_Exercise task_
Exactly reproduce the lines from the one containing "Extract all readable text from this page." through the last line of the data, both ends included, leaving out pictures.

_Dataset rows_

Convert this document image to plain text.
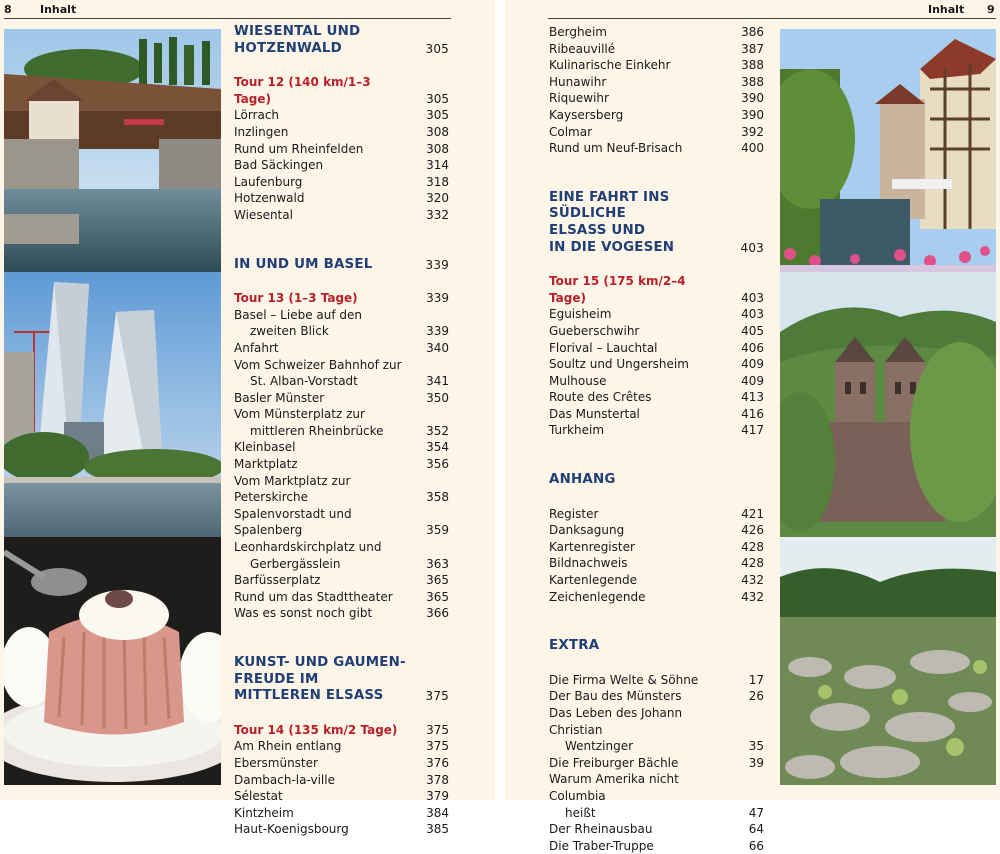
8	Inhalt	Inhalt 9
WIESENTAL UND
HOTZENWALD	305
Tour 12 (140 km/1–3 Tage)	305
Lörrach	305
Inzlingen	308
Rund um Rheinfelden	308
Bad Säckingen	314
Laufenburg	318
Hotzenwald	320
Wiesental	332
IN UND UM BASEL	339
Tour 13 (1–3 Tage)	339
Basel – Liebe auf den
zweiten Blick	339
Anfahrt	340
Vom Schweizer Bahnhof zur
St. Alban-Vorstadt	341
Basler Münster	350
Vom Münsterplatz zur
mittleren Rheinbrücke	352
Kleinbasel	354
Marktplatz	356
Vom Marktplatz zur Peterskirche	358
Spalenvorstadt und Spalenberg	359
Leonhardskirchplatz und
Gerbergässlein	363
Barfüsserplatz	365
Rund um das Stadttheater	365
Was es sonst noch gibt	366
KUNST- UND GAUMEN-
FREUDE IM
MITTLEREN ELSASS	375
Tour 14 (135 km/2 Tage)	375
Am Rhein entlang	375
Ebersmünster	376
Dambach-la-ville	378
Sélestat	379
Kintzheim	384
Haut-Koenigsbourg	385
Bergheim	386
Ribeauvillé	387
Kulinarische Einkehr	388
Hunawihr	388
Riquewihr	390
Kaysersberg	390
Colmar	392
Rund um Neuf-Brisach	400
EINE FAHRT INS SÜDLICHE
ELSASS UND
IN DIE VOGESEN	403
Tour 15 (175 km/2–4 Tage)	403
Eguisheim	403
Gueberschwihr	405
Florival – Lauchtal	406
Soultz und Ungersheim	409
Mulhouse	409
Route des Crêtes	413
Das Munstertal	416
Turkheim	417
ANHANG
Register	421
Danksagung	426
Kartenregister	428
Bildnachweis	428
Kartenlegende	432
Zeichenlegende	432
EXTRA
Die Firma Welte & Söhne	17
Der Bau des Münsters	26
Das Leben des Johann Christian
Wentzinger	35
Die Freiburger Bächle	39
Warum Amerika nicht Columbia
heißt	47
Der Rheinausbau	64
Die Traber-Truppe	66
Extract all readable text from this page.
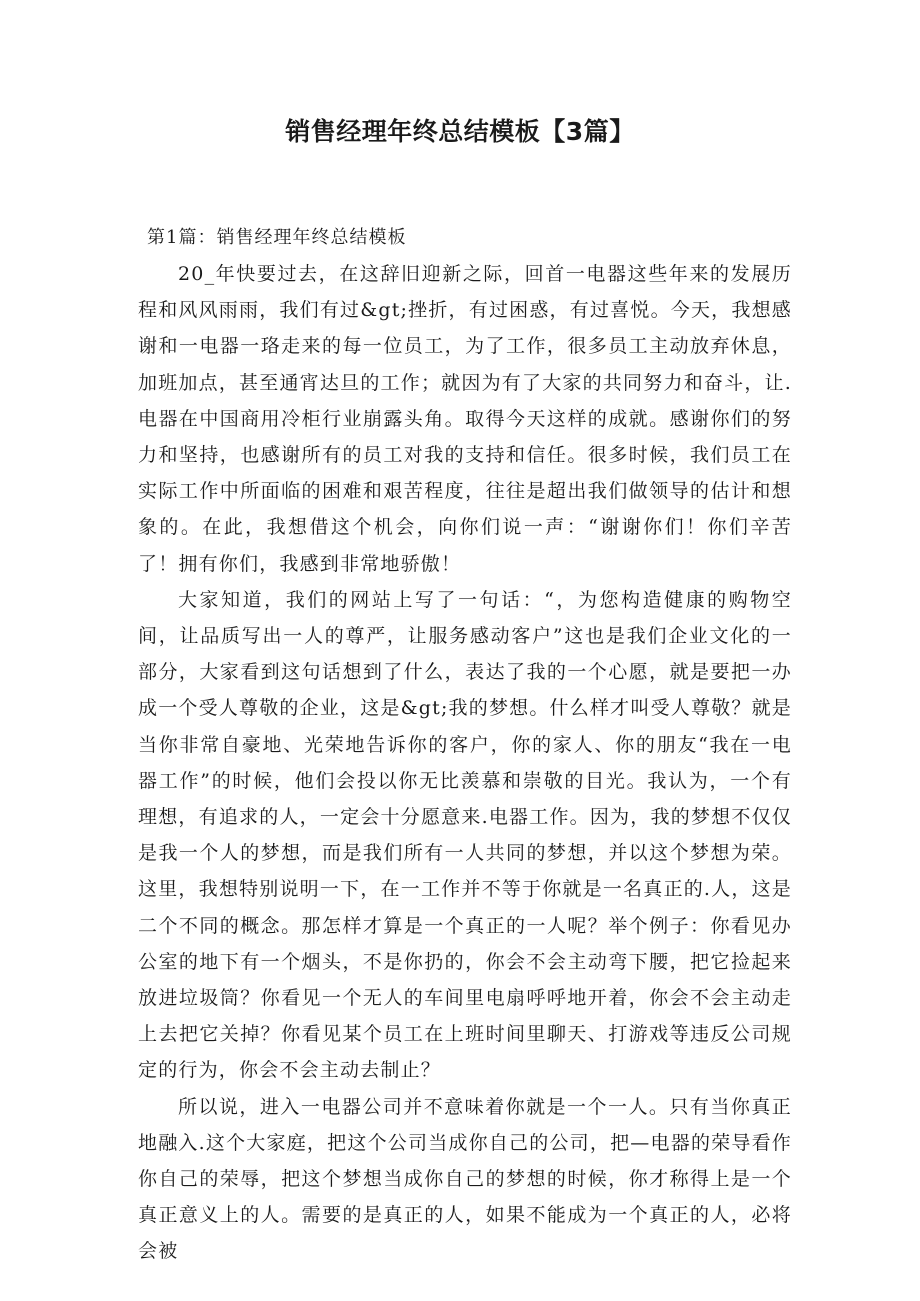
销售经理年终总结模板【3篇】

第1篇：销售经理年终总结模板

20_年快要过去，在这辞旧迎新之际，回首一电器这些年来的发展历程和风风雨雨，我们有过&gt;挫折，有过困惑，有过喜悦。今天，我想感谢和一电器一珞走来的每一位员工，为了工作，很多员工主动放弃休息，加班加点，甚至通宵达旦的工作；就因为有了大家的共同努力和奋斗，让.电器在中国商用冷柜行业崩露头角。取得今天这样的成就。感谢你们的努力和坚持，也感谢所有的员工对我的支持和信任。很多时候，我们员工在实际工作中所面临的困难和艰苦程度，往往是超出我们做领导的估计和想象的。在此，我想借这个机会，向你们说一声：“谢谢你们！你们辛苦了！拥有你们，我感到非常地骄傲！

大家知道，我们的网站上写了一句话：“，为您构造健康的购物空间，让品质写出一人的尊严，让服务感动客户”这也是我们企业文化的一部分，大家看到这句话想到了什么，表达了我的一个心愿，就是要把一办成一个受人尊敬的企业，这是&gt;我的梦想。什么样才叫受人尊敬？就是当你非常自豪地、光荣地告诉你的客户，你的家人、你的朋友“我在一电器工作”的时候，他们会投以你无比羡慕和崇敬的目光。我认为，一个有理想，有追求的人，一定会十分愿意来.电器工作。因为，我的梦想不仅仅是我一个人的梦想，而是我们所有一人共同的梦想，并以这个梦想为荣。这里，我想特别说明一下，在一工作并不等于你就是一名真正的.人，这是二个不同的概念。那怎样才算是一个真正的一人呢？举个例子：你看见办公室的地下有一个烟头，不是你扔的，你会不会主动弯下腰，把它捡起来放进垃圾筒？你看见一个无人的车间里电扇呼呼地开着，你会不会主动走上去把它关掉？你看见某个员工在上班时间里聊天、打游戏等违反公司规定的行为，你会不会主动去制止？

所以说，进入一电器公司并不意味着你就是一个一人。只有当你真正地融入.这个大家庭，把这个公司当成你自己的公司，把—电器的荣导看作你自己的荣辱，把这个梦想当成你自己的梦想的时候，你才称得上是一个真正意义上的人。需要的是真正的人，如果不能成为一个真正的人，必将会被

_Solution_
Extract all readable text from this page.
销售经理年终总结模板【3篇】

第1篇：销售经理年终总结模板

20_年快要过去，在这辞旧迎新之际，回首一电器这些年来的发展历程和风风雨雨，我们有过&gt;挫折，有过困惑，有过喜悦。今天，我想感谢和一电器一珞走来的每一位员工，为了工作，很多员工主动放弃休息，加班加点，甚至通宵达旦的工作；就因为有了大家的共同努力和奋斗，让.电器在中国商用冷柜行业崩露头角。取得今天这样的成就。感谢你们的努力和坚持，也感谢所有的员工对我的支持和信任。很多时候，我们员工在实际工作中所面临的困难和艰苦程度，往往是超出我们做领导的估计和想象的。在此，我想借这个机会，向你们说一声：“谢谢你们！你们辛苦了！拥有你们，我感到非常地骄傲！

大家知道，我们的网站上写了一句话：“，为您构造健康的购物空间，让品质写出一人的尊严，让服务感动客户”这也是我们企业文化的一部分，大家看到这句话想到了什么，表达了我的一个心愿，就是要把一办成一个受人尊敬的企业，这是&gt;我的梦想。什么样才叫受人尊敬？就是当你非常自豪地、光荣地告诉你的客户，你的家人、你的朋友“我在一电器工作”的时候，他们会投以你无比羡慕和崇敬的目光。我认为，一个有理想，有追求的人，一定会十分愿意来.电器工作。因为，我的梦想不仅仅是我一个人的梦想，而是我们所有一人共同的梦想，并以这个梦想为荣。这里，我想特别说明一下，在一工作并不等于你就是一名真正的.人，这是二个不同的概念。那怎样才算是一个真正的一人呢？举个例子：你看见办公室的地下有一个烟头，不是你扔的，你会不会主动弯下腰，把它捡起来放进垃圾筒？你看见一个无人的车间里电扇呼呼地开着，你会不会主动走上去把它关掉？你看见某个员工在上班时间里聊天、打游戏等违反公司规定的行为，你会不会主动去制止？

所以说，进入一电器公司并不意味着你就是一个一人。只有当你真正地融入.这个大家庭，把这个公司当成你自己的公司，把—电器的荣导看作你自己的荣辱，把这个梦想当成你自己的梦想的时候，你才称得上是一个真正意义上的人。需要的是真正的人，如果不能成为一个真正的人，必将会被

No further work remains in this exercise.